La Iglesia es Santa.

Esta es la Verdad revelada y entregada a los hombres por Jesucristo: la Iglesia Católica es SANTA. Como es también Una, y Apostólica, y Romana.

La Iglesia es Santa. Y no puede ser de otra manera, porque así ha salido de las manos de Cristo, su Fundador. Y Dios es Santo, tres veces Santo. Así lo rezamos en la Santa Misa cada día: “Santo, Santo, Santo es el Señor…". Jesús no iba a hacer y a entregarnos una chapucilla. Es que “no puede” hacerlo, porque ni quiere ni sabe. 

Además la Iglesia “es” Jesús, y forman los dos una unidad perfecta: Él la Cabeza, y la Iglesia el Cuerpo. ´Él el Esposo, y la Iglesia su Esposa. Y así como el Cuerpo sin la Cabeza está muerto -no es, es un cadáver-, y así como no hay Esposa -no es, no puede ser Esposa- sin Esposo, no hay Iglesia Católica -la Única y Verdadera Iglesia-, no la puede haber sin Cristo.

Por su parte, Jesucristo, en el actual estado de la Economía de la Gracia, “quiere ser” en su Iglesia para estar junto a nosotros de continuo, según su Gran Promesa: Yo estaré con vosotros todos los días hasta la consumación del mundo (Mt 28, 20).

___

Según el texto proporcionado, ¿por qué la Iglesia no puede ser de otra manera que santa? Explícalo en una a tres oraciones. Responde basándote solo en el texto proporcionado.

___

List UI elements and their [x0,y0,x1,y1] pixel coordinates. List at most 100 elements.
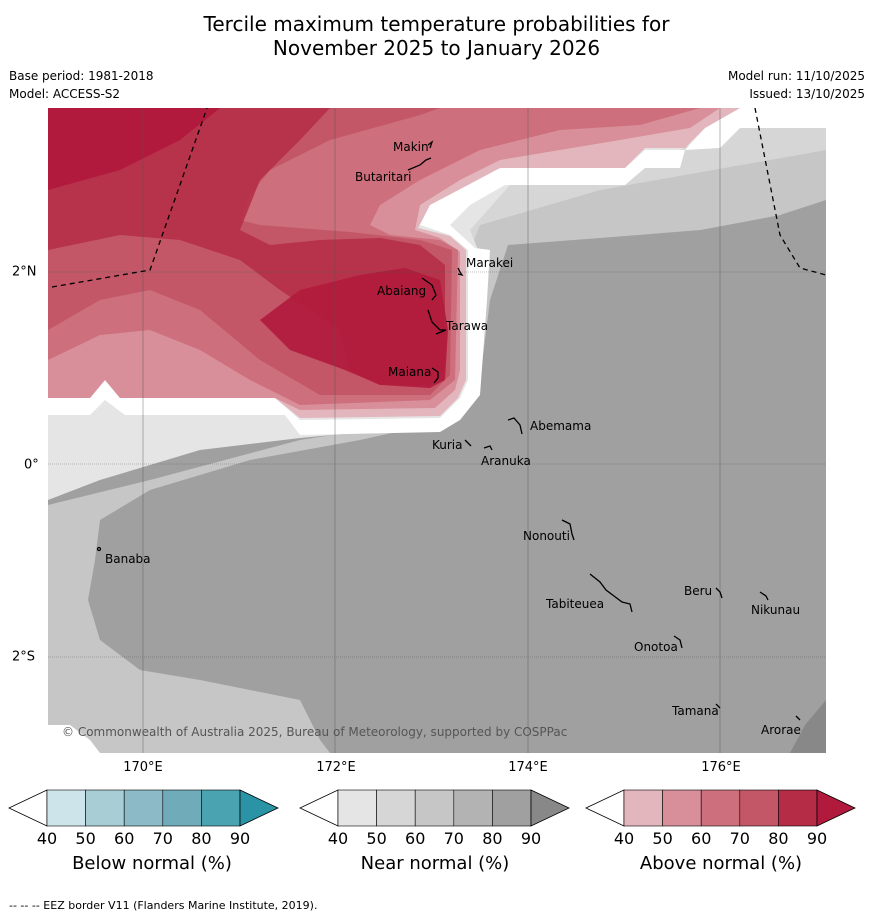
label-onotoa: Onotoa [634,640,678,654]
above-normal-northwest-core [48,108,220,190]
colorbar-segment [739,789,779,827]
issued-date: Issued: 13/10/2025 [749,87,865,101]
label-banaba: Banaba [105,552,151,566]
label-kuria: Kuria [432,438,463,452]
island-onotoa [673,635,683,649]
colorbar-tick-label: 60 [405,829,426,848]
colorbar-tick-label: 60 [691,829,712,848]
label-tabiteuea: Tabiteuea [545,597,604,611]
island-banaba [96,546,102,552]
label-nonouti: Nonouti [523,529,570,543]
colorbar-segment [8,789,48,827]
colorbar-segment [376,789,416,827]
island-maiana [431,367,439,384]
colorbar-tick-label: 80 [768,829,789,848]
island-arorae [795,715,801,721]
label-aranuka: Aranuka [481,454,531,468]
label-tamana: Tamana [671,704,719,718]
colorbar-tick-label: 50 [652,829,673,848]
label-makin: Makin [393,140,429,154]
label-abaiang: Abaiang [377,284,426,298]
island-aranuka [483,445,493,451]
colorbar-segment [585,789,625,827]
colorbar-tick-label: 50 [366,829,387,848]
colorbar-segment [299,789,339,827]
label-arorae: Arorae [761,723,801,737]
colorbar-segment [778,789,818,827]
meta-left: Base period: 1981-2018 Model: ACCESS-S2 [9,67,154,103]
colorbar-segment [492,789,532,827]
colorbar-title-below: Below normal (%) [72,853,232,874]
colorbar-tick-label: 40 [36,829,58,848]
meta-right: Model run: 11/10/2025 Issued: 13/10/2025 [728,67,865,103]
label-tarawa: Tarawa [445,319,488,333]
copyright-notice: © Commonwealth of Australia 2025, Bureau… [62,725,567,739]
lon-label-170: 170°E [123,760,163,775]
island-tamana [715,703,721,709]
island-abemama [507,417,523,435]
label-maiana: Maiana [388,365,431,379]
colorbar-segment [530,789,570,827]
gridlines [48,108,826,753]
model-run: Model run: 11/10/2025 [727,69,865,83]
base-period: Base period: 1981-2018 [9,69,154,83]
colorbar-tick-label: 90 [806,829,828,848]
colorbar-near-normal [299,789,570,827]
colorbar-title-above: Above normal (%) [639,853,803,874]
colorbar-tick-label: 50 [75,829,96,848]
place-labels: Makin Butaritari Marakei Abaiang Tarawa … [62,140,801,739]
islands [96,140,801,721]
colorbar-segment [453,789,493,827]
near-normal-80-90-southeast [790,700,826,753]
colorbar-tick-label: 90 [520,829,542,848]
lat-label-0: 0° [24,457,39,473]
island-makin [427,140,434,149]
map-panel: Makin Butaritari Marakei Abaiang Tarawa … [48,108,826,753]
island-nikunau [759,591,769,601]
label-beru: Beru [684,584,712,598]
footer-note: -- -- -- EEZ border V11 (Flanders Marine… [9,899,318,912]
colorbar-tick-label: 70 [152,829,173,848]
colorbar-segment [662,789,702,827]
title-line-2: November 2025 to January 2026 [272,36,601,60]
colorbar-tick-label: 70 [729,829,750,848]
lon-label-176: 176°E [701,760,741,775]
colorbar-title-near: Near normal (%) [360,853,510,874]
eez-border [51,108,826,288]
island-tabiteuea [589,573,633,613]
colorbar-segment [162,789,202,827]
colorbar-tick-label: 40 [613,829,635,848]
lat-label-2n: 2°N [12,264,37,280]
white-gap-band [48,108,826,435]
colorbar-segment [816,789,856,827]
label-marakei: Marakei [466,256,513,270]
colorbar-tick-label: 40 [327,829,349,848]
colorbar-above-normal [585,789,856,827]
model-name: Model: ACCESS-S2 [9,87,121,101]
colorbar-segment [700,789,741,827]
island-kuria [464,439,472,447]
label-nikunau: Nikunau [751,603,800,617]
colorbar-tick-label: 80 [191,829,212,848]
island-tarawa [427,309,447,335]
colorbar-segment [201,789,241,827]
label-butaritari: Butaritari [355,170,412,184]
island-marakei [457,267,464,277]
colorbar-segment [414,789,455,827]
island-butaritari [407,157,432,171]
colorbar-segment [337,789,377,827]
island-abaiang [421,277,437,301]
colorbar-segment [46,789,86,827]
label-abemama: Abemama [530,419,591,433]
lat-label-2s: 2°S [12,649,36,665]
above-normal-core [260,268,448,388]
chart-title: Tercile maximum temperature probabilitie… [0,12,873,60]
island-beru [715,587,723,599]
colorbar-tick-label: 90 [229,829,251,848]
colorbar-tick-label: 70 [443,829,464,848]
lon-label-172: 172°E [316,760,356,775]
white-gap-southwest [48,725,100,753]
colorbar-segment [85,789,125,827]
title-line-1: Tercile maximum temperature probabilitie… [203,12,670,36]
colorbar-segment [239,789,279,827]
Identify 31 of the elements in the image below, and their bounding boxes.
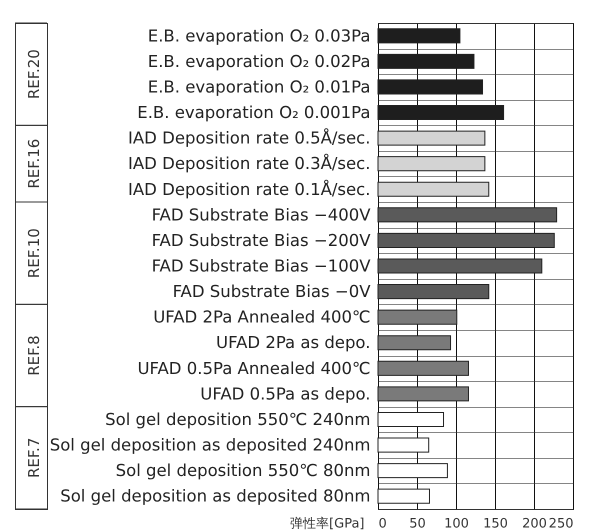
y-tick-label: UFAD 2Pa Annealed 400℃ xyxy=(153,308,370,327)
y-tick-label: FAD Substrate Bias −100V xyxy=(152,256,372,276)
x-tick-label: 250 xyxy=(548,516,574,532)
y-tick-label: E.B. evaporation O₂ 0.01Pa xyxy=(148,77,370,96)
x-tick-label: 0 xyxy=(378,516,387,532)
y-tick-label: UFAD 0.5Pa Annealed 400℃ xyxy=(137,358,370,378)
x-axis-title: 弹性率[GPa] xyxy=(290,516,364,532)
x-tick-label: 200 xyxy=(522,516,547,532)
x-tick-label: 50 xyxy=(409,516,426,532)
y-tick-label: IAD Deposition rate 0.3Å/sec. xyxy=(128,153,370,174)
y-tick-label: IAD Deposition rate 0.1Å/sec. xyxy=(128,178,370,199)
y-tick-label: E.B. evaporation O₂ 0.001Pa xyxy=(137,103,370,122)
text: REF.8 xyxy=(25,335,43,376)
y-tick-label: UFAD 0.5Pa as depo. xyxy=(200,384,370,404)
y-tick-label: Sol gel deposition as deposited 240nm xyxy=(50,436,370,455)
y-tick-label: UFAD 2Pa as depo. xyxy=(216,333,370,352)
y-tick-label: FAD Substrate Bias −400V xyxy=(152,205,372,224)
text: REF.7 xyxy=(25,438,43,478)
y-tick-label: FAD Substrate Bias −200V xyxy=(152,230,372,250)
x-tick-label: 150 xyxy=(483,516,508,532)
y-tick-label: Sol gel deposition 550℃ 80nm xyxy=(116,461,370,480)
y-tick-label: Sol gel deposition 550℃ 240nm xyxy=(105,410,370,429)
x-tick-label: 100 xyxy=(444,516,469,532)
y-tick-label: IAD Deposition rate 0.5Å/sec. xyxy=(128,128,370,148)
text: REF.10 xyxy=(25,228,43,278)
text: REF.20 xyxy=(25,49,43,100)
y-tick-label: Sol gel deposition as deposited 80nm xyxy=(60,486,370,506)
y-tick-label: E.B. evaporation O₂ 0.02Pa xyxy=(148,52,370,71)
text: REF.16 xyxy=(25,138,43,189)
y-tick-label: E.B. evaporation O₂ 0.03Pa xyxy=(148,26,370,46)
y-tick-label: FAD Substrate Bias −0V xyxy=(172,282,372,302)
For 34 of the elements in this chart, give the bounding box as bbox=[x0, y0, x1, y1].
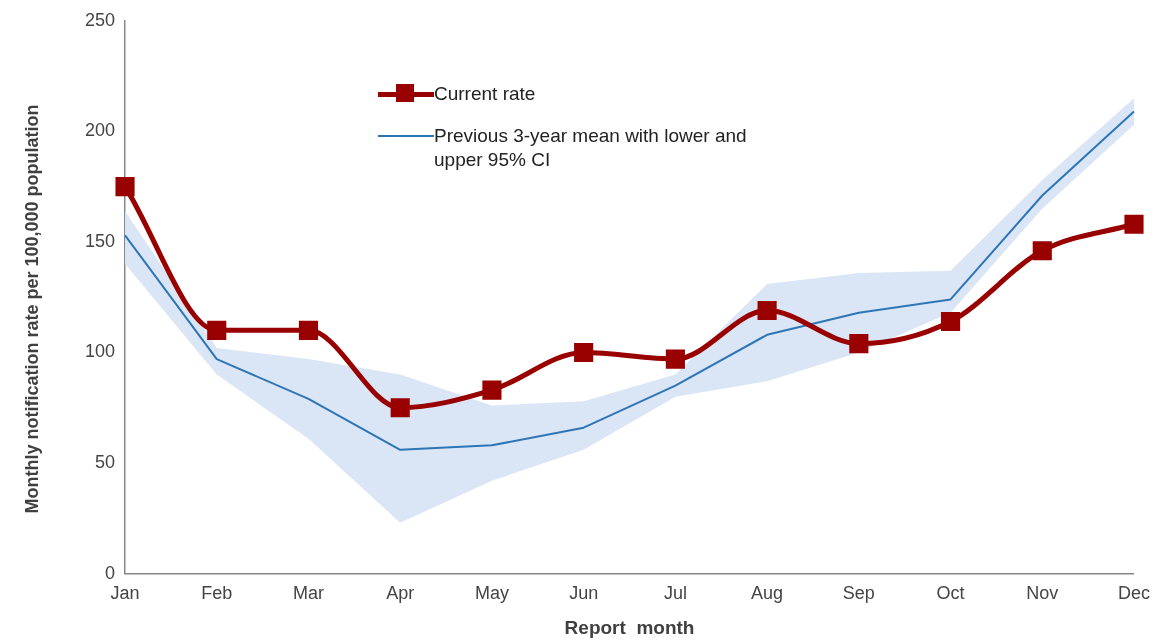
x-tick-label: Sep bbox=[842, 583, 875, 604]
point bbox=[574, 342, 594, 363]
y-tick-label: 0 bbox=[105, 562, 116, 583]
y-tick-label: 100 bbox=[84, 341, 116, 362]
point bbox=[940, 311, 961, 332]
legend-label: Current rate bbox=[434, 82, 536, 106]
point bbox=[1124, 214, 1144, 234]
x-tick-label: Oct bbox=[936, 583, 965, 604]
y-tick-label: 50 bbox=[95, 452, 116, 473]
y-tick-label: 200 bbox=[84, 120, 116, 141]
y-tick-label: 250 bbox=[84, 9, 116, 30]
y-axis-title: Monthly notification rate per 100,000 population bbox=[21, 103, 43, 516]
point bbox=[298, 320, 319, 340]
x-tick-label: May bbox=[474, 583, 509, 604]
y-tick-label: 150 bbox=[84, 230, 116, 251]
point bbox=[207, 320, 227, 340]
point bbox=[665, 349, 685, 369]
legend-label: Previous 3-year mean with lower and upper 95% CI bbox=[434, 124, 748, 172]
x-tick-label: Nov bbox=[1026, 583, 1059, 604]
x-tick-label: Dec bbox=[1117, 583, 1150, 604]
point bbox=[849, 334, 869, 354]
point bbox=[390, 398, 410, 418]
x-tick-label: Jun bbox=[569, 583, 599, 604]
point bbox=[482, 380, 502, 400]
x-tick-label: Mar bbox=[292, 583, 324, 604]
x-tick-label: Jan bbox=[110, 583, 140, 604]
x-tick-label: Apr bbox=[386, 583, 415, 604]
x-tick-label: Aug bbox=[751, 583, 784, 604]
point bbox=[115, 177, 135, 197]
point bbox=[757, 300, 777, 321]
point bbox=[1032, 241, 1052, 261]
x-axis-title: Report month bbox=[564, 616, 695, 638]
x-tick-label: Jul bbox=[663, 583, 687, 604]
x-tick-label: Feb bbox=[201, 583, 233, 604]
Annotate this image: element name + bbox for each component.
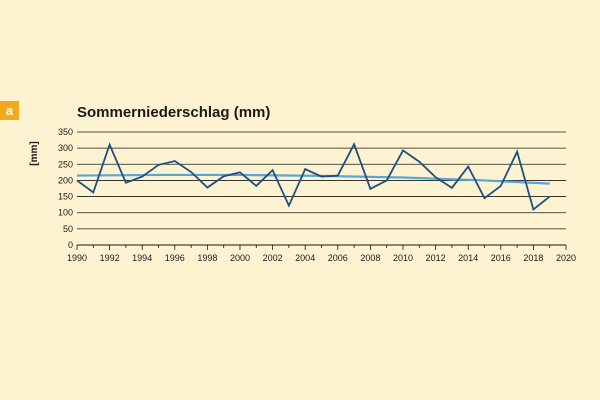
x-tick-label: 1990: [67, 253, 87, 263]
tick-labels: 0 50 100 150 200 250 300 350 1990 1992 1994 1996 199…: [58, 127, 576, 263]
y-tick-label: 300: [58, 143, 73, 153]
x-tick-label: 1998: [197, 253, 217, 263]
y-tick-label: 200: [58, 175, 73, 185]
y-tick-label: 50: [63, 224, 73, 234]
axes: [76, 244, 567, 250]
trend-line: [76, 173, 550, 185]
x-tick-label: 2018: [523, 253, 543, 263]
panel-label-badge: a: [0, 101, 19, 120]
y-tick-label: 0: [68, 240, 73, 250]
x-tick-label: 2010: [393, 253, 413, 263]
x-tick-label: 2008: [360, 253, 380, 263]
x-tick-label: 2014: [458, 253, 478, 263]
x-tick-label: 1994: [132, 253, 152, 263]
x-tick-label: 2002: [263, 253, 283, 263]
x-tick-label: 1996: [165, 253, 185, 263]
x-tick-label: 2020: [556, 253, 576, 263]
precipitation-line: [76, 142, 551, 212]
y-tick-label: 350: [58, 127, 73, 137]
gridlines: [77, 131, 566, 230]
chart-title: Sommerniederschlag (mm): [77, 104, 271, 121]
trend-series: [76, 173, 550, 185]
x-tick-label: 2006: [328, 253, 348, 263]
y-tick-label: 100: [58, 208, 73, 218]
y-tick-label: 250: [58, 159, 73, 169]
x-tick-label: 2004: [295, 253, 315, 263]
precipitation-series: [76, 142, 551, 212]
x-tick-label: 1992: [100, 253, 120, 263]
y-axis-label: [mm]: [29, 141, 40, 165]
x-tick-label: 2000: [230, 253, 250, 263]
x-tick-label: 2012: [426, 253, 446, 263]
x-tick-label: 2016: [491, 253, 511, 263]
y-tick-label: 150: [58, 192, 73, 202]
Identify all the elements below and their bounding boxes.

___

• [Solución desarrollada]:
Porque así salió de las manos de Cristo, su Fundador, y Dios es Santo, tres veces Santo. Además, Jesús no iba a hacer y entregarnos una chapucilla, pues no puede hacerlo: ni quiere ni sabe.